[What is needed]:
Reproduce the Topaginella article from "This genus is extinct." up to and including "Miocene of Australia.", substituting "anterior canal" for each occurrence of "siphonal notch".

[Excerpted passage]:

Topaginella Temporal range: Miocene

Scientific classification
- Kingdom: Animalia
- Phylum: Mollusca
- Class: Gastropoda
- Subclass: Caenogastropoda
- Order: Neogastropoda
- Family: Cystiscidae
- Subfamily: Cystiscinae
- Genus: †Topaginella Laseron, 1957

= Topaginella =

Genus of gastropods

 Topaginella is a genus of minute fossil sea snails, marine gastropod mollusks or micromollusks in the family Cystiscidae. Like all of the related genera, this genus is sometimes still classified in the family Marginellidae.

This genus is extinct.

==Shell description ==
Shell minute, pyriform, strongly narrowed anteriorly; spire low; lip thickened, strongly denticulate; external varix probably absent (needs to be confirmed); distinct axial costae present; siphonal notch absent; columella multiplicate, with combined total of usually 8 plications plus parietal lirae.

== Type species==
The type species of the genus Topaginella is
Marginella octoplicata Tenison Woods, 1877 †; OD (M)

Remarks: The type species seems to be unique (a monotypic genus). The multiplicate columella and lack of a siphonal notch place it near Cystiscus, but the pyriform shape, exserted spire, denticulate lip, and fine axial costae render it distinct.

== Fossil record ==
This genus is known from the Miocene of Australia.

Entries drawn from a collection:
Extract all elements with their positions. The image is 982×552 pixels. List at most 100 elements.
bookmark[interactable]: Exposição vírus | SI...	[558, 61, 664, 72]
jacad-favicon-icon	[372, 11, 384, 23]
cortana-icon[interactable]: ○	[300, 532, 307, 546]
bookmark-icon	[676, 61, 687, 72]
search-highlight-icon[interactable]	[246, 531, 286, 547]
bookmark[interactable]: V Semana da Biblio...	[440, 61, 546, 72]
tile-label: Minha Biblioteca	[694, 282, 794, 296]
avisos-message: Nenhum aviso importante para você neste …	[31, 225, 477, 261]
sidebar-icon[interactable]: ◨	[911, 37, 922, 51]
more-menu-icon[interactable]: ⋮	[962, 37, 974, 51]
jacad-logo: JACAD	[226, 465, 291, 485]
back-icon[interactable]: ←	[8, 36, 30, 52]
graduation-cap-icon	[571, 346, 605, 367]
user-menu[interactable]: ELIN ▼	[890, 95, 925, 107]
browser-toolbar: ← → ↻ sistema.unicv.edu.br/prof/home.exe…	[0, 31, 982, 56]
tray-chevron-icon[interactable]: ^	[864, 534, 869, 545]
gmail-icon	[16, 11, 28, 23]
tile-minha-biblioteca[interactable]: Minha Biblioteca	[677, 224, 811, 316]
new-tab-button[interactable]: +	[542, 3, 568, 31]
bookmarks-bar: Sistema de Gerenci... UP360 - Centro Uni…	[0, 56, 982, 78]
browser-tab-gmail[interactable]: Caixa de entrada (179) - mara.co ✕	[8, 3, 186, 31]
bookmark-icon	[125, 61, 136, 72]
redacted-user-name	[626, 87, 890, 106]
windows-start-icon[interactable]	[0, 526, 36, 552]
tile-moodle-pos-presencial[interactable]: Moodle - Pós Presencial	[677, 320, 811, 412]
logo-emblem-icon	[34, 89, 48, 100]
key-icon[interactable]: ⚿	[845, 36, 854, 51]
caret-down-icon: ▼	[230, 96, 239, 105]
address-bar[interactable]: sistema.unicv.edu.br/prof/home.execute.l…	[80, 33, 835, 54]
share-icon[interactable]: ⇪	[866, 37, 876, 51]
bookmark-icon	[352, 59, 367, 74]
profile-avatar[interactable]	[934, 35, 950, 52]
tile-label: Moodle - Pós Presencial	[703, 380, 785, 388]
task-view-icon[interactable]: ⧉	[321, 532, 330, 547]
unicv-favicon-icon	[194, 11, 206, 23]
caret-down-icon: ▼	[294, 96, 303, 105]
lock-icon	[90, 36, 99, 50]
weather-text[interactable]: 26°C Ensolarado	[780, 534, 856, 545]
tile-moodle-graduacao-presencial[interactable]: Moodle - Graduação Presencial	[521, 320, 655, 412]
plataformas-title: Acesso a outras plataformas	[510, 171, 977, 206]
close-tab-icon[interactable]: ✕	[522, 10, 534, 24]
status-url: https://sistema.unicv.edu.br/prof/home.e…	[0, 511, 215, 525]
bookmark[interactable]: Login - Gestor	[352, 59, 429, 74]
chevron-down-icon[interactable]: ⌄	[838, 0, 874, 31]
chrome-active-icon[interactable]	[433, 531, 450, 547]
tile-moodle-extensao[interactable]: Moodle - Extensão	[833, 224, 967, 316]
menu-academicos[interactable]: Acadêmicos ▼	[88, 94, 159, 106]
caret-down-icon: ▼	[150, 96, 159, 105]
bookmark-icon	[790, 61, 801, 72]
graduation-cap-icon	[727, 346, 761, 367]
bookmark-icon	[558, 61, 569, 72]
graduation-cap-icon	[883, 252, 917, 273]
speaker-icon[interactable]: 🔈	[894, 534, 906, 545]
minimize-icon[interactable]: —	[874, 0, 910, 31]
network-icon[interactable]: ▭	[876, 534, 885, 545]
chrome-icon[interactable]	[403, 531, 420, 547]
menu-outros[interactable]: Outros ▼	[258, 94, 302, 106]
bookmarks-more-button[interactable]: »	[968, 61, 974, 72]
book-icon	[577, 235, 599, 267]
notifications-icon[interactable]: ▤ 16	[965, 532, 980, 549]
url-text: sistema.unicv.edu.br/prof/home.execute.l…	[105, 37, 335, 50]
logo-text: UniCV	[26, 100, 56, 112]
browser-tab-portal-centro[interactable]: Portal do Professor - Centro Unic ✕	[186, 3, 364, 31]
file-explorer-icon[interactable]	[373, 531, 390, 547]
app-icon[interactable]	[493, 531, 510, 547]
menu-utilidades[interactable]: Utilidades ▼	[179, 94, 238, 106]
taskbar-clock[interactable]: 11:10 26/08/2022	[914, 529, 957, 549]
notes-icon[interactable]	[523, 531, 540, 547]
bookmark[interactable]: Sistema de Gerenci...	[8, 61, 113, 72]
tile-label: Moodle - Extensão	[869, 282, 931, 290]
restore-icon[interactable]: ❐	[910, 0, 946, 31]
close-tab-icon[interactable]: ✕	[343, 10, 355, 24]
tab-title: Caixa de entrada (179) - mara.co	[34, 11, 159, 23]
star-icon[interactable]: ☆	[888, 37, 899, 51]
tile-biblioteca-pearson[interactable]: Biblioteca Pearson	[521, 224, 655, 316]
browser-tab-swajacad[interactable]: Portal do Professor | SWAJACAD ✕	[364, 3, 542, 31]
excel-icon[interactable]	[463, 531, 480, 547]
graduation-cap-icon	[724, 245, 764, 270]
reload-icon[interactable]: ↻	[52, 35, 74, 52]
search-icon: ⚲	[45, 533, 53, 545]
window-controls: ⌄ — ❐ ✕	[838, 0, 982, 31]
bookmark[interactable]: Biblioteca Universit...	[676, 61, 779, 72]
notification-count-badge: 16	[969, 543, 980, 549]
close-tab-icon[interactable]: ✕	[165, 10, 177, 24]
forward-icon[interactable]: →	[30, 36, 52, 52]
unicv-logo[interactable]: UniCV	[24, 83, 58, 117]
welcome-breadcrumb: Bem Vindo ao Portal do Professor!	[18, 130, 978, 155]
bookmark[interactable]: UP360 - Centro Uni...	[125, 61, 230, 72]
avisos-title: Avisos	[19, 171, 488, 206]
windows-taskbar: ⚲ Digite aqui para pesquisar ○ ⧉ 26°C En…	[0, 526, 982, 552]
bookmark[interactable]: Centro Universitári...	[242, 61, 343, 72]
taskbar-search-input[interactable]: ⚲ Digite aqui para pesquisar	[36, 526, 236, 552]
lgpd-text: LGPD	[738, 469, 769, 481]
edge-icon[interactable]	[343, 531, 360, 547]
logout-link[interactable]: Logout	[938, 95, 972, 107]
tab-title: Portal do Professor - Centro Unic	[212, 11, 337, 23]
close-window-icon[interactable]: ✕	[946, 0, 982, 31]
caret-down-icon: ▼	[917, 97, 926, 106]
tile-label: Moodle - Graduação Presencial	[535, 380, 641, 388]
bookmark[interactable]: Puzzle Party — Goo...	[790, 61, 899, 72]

[Problem solution]:
This genus is extinct.

==Shell description ==
Shell minute, pyriform, strongly narrowed anteriorly; spire low; lip thickened, strongly denticulate; external varix probably absent (needs to be confirmed); distinct axial costae present; anterior canal absent; columella multiplicate, with combined total of usually 8 plications plus parietal lirae.

== Type species==
The type species of the genus Topaginella is
Marginella octoplicata Tenison Woods, 1877 †; OD (M)

Remarks: The type species seems to be unique (a monotypic genus). The multiplicate columella and lack of a anterior canal place it near Cystiscus, but the pyriform shape, exserted spire, denticulate lip, and fine axial costae render it distinct.

== Fossil record ==
This genus is known from the Miocene of Australia.